* **PROBLEM DETAILS**
Your task is to tally the lines of the listing containing the word "BinPred" and report the figure alone.

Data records
# # # #
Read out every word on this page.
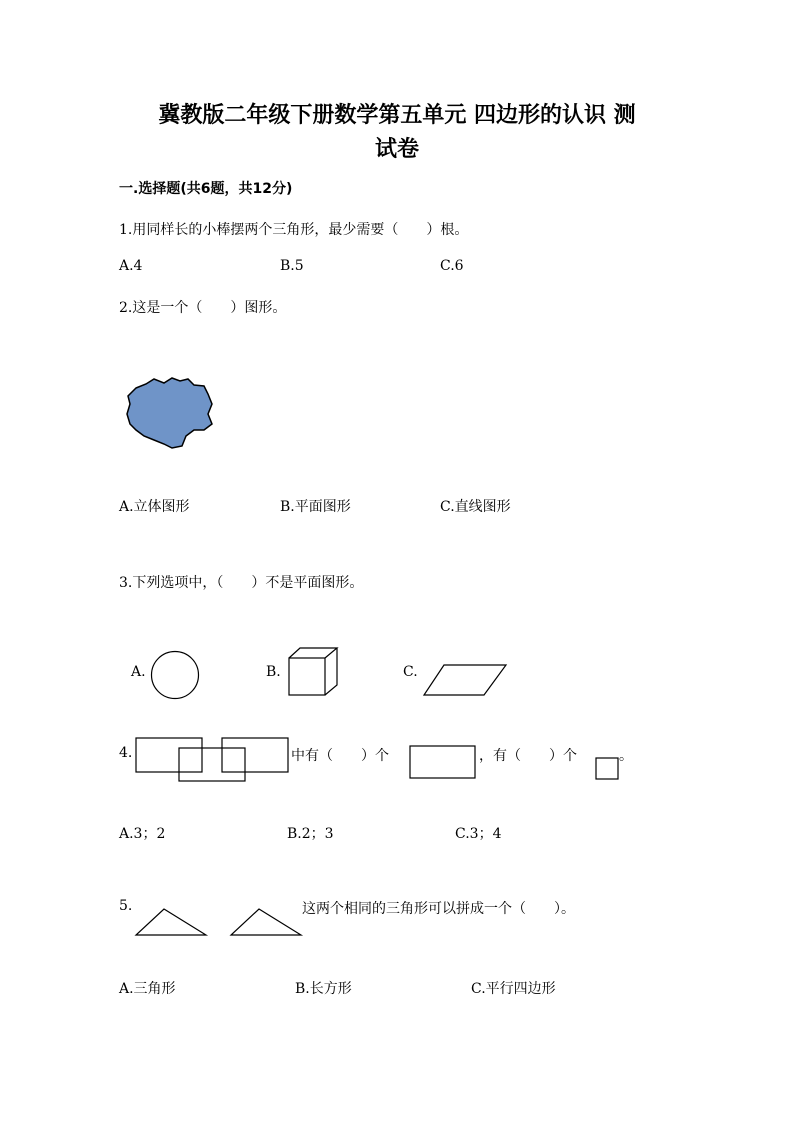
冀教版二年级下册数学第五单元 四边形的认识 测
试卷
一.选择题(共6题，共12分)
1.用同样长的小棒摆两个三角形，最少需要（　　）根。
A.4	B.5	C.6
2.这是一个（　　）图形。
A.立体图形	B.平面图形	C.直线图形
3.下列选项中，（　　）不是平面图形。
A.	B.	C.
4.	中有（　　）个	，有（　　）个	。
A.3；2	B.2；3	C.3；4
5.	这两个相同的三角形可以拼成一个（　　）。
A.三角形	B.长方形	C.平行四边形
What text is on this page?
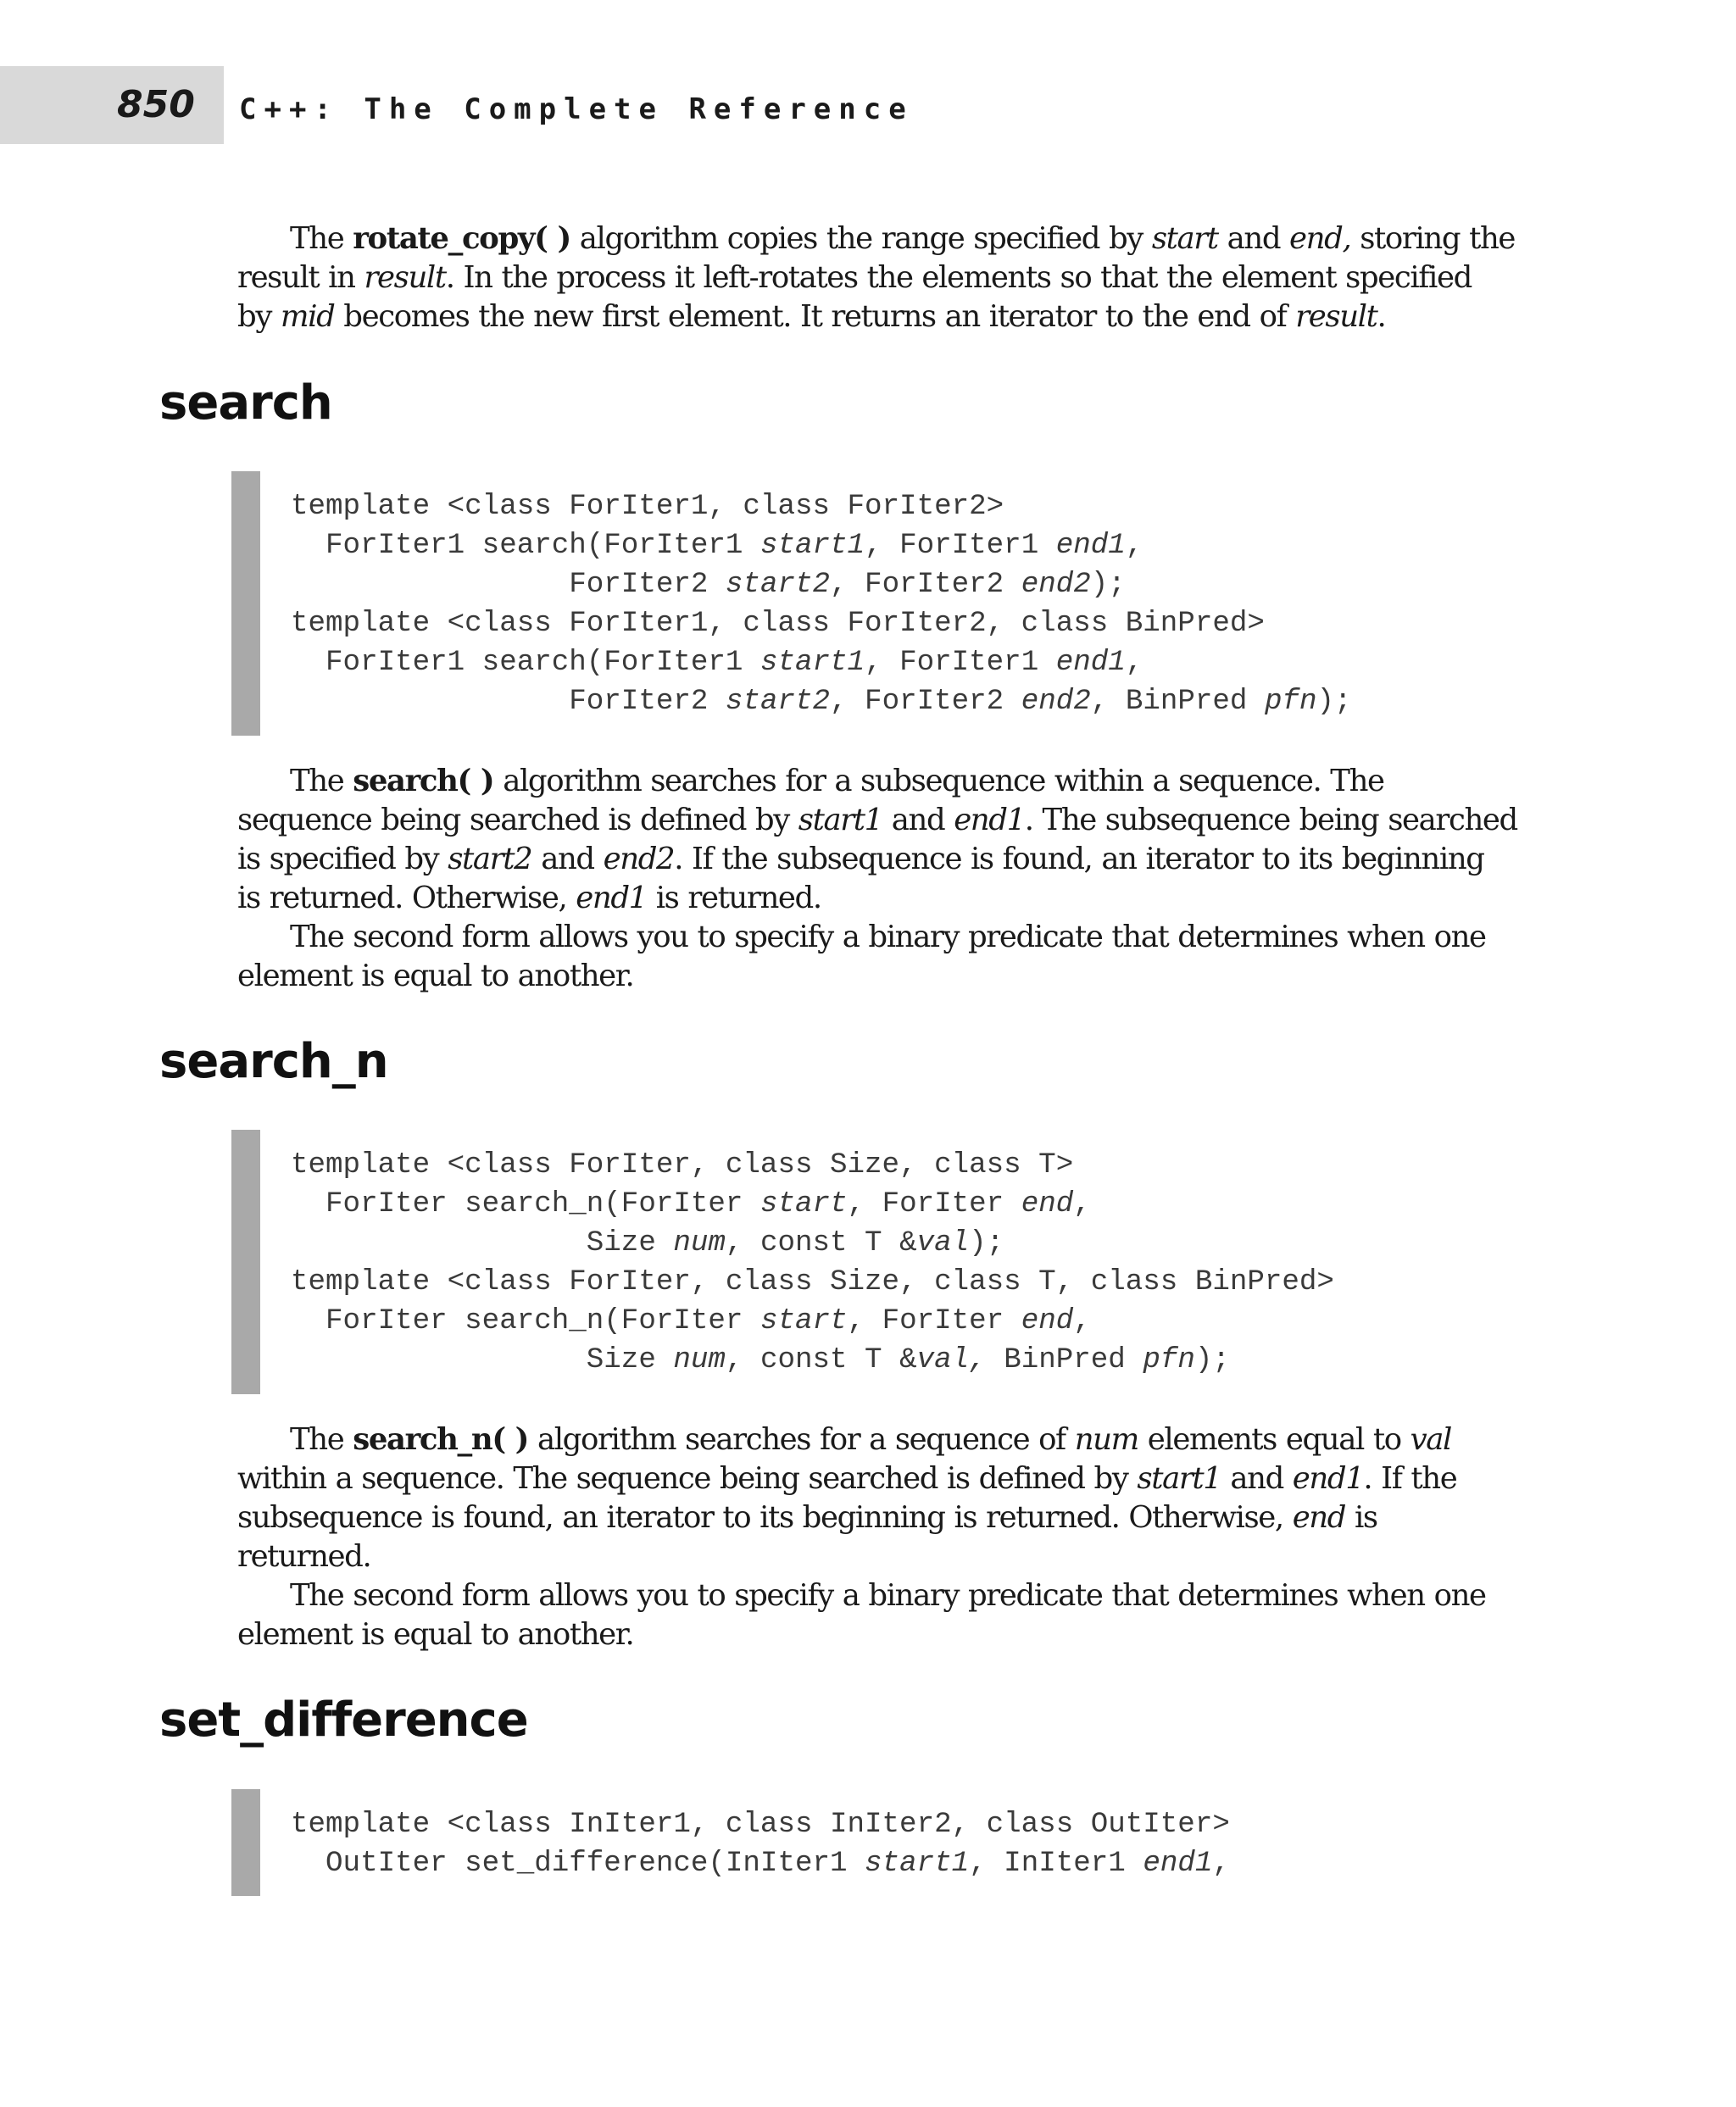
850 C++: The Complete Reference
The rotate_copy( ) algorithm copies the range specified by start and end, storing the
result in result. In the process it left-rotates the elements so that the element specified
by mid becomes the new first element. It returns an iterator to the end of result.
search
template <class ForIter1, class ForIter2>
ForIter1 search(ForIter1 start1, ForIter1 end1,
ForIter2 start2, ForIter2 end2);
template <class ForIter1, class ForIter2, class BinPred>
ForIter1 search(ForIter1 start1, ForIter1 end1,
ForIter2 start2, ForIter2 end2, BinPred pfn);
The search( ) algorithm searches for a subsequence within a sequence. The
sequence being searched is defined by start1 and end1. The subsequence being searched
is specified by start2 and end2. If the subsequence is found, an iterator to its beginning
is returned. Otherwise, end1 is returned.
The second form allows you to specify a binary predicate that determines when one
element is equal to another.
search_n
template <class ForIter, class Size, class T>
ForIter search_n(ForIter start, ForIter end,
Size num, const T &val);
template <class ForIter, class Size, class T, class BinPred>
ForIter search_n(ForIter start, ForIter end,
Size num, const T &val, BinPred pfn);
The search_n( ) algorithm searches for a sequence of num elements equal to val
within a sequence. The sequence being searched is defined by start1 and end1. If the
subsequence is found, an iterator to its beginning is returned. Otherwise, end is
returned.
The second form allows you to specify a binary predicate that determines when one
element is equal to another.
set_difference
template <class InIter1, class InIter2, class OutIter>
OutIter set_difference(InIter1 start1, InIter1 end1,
# # # #
* **ANSWER FOR THIS EXERCISE**
4